[Records from a data source]

◆ ◆ ◆ ◆ ◆

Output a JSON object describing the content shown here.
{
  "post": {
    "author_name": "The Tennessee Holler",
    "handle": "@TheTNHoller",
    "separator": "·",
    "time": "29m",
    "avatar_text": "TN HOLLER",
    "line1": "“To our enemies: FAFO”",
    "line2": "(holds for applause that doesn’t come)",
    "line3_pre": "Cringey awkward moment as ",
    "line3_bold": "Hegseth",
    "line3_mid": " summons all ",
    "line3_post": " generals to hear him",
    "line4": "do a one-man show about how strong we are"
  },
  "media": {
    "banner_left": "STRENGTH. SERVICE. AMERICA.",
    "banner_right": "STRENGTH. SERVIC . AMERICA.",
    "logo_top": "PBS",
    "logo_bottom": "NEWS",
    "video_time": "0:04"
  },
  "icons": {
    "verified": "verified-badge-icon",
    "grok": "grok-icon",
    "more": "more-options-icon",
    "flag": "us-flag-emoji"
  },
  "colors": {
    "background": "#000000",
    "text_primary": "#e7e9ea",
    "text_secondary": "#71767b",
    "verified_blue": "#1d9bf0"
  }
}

◆ ◆ ◆ ◆ ◆

_WORK INSTRUCTIONS_
Make an exact copy of the data above.

_ANSWER TO THE TASK_
Output a JSON object describing the content shown here.
{
  "post": {
    "author_name": "The Tennessee Holler",
    "handle": "@TheTNHoller",
    "separator": "·",
    "time": "29m",
    "avatar_text": "TN HOLLER",
    "line1": "“To our enemies: FAFO”",
    "line2": "(holds for applause that doesn’t come)",
    "line3_pre": "Cringey awkward moment as ",
    "line3_bold": "Hegseth",
    "line3_mid": " summons all ",
    "line3_post": " generals to hear him",
    "line4": "do a one-man show about how strong we are"
  },
  "media": {
    "banner_left": "STRENGTH. SERVICE. AMERICA.",
    "banner_right": "STRENGTH. SERVIC . AMERICA.",
    "logo_top": "PBS",
    "logo_bottom": "NEWS",
    "video_time": "0:04"
  },
  "icons": {
    "verified": "verified-badge-icon",
    "grok": "grok-icon",
    "more": "more-options-icon",
    "flag": "us-flag-emoji"
  },
  "colors": {
    "background": "#000000",
    "text_primary": "#e7e9ea",
    "text_secondary": "#71767b",
    "verified_blue": "#1d9bf0"
  }
}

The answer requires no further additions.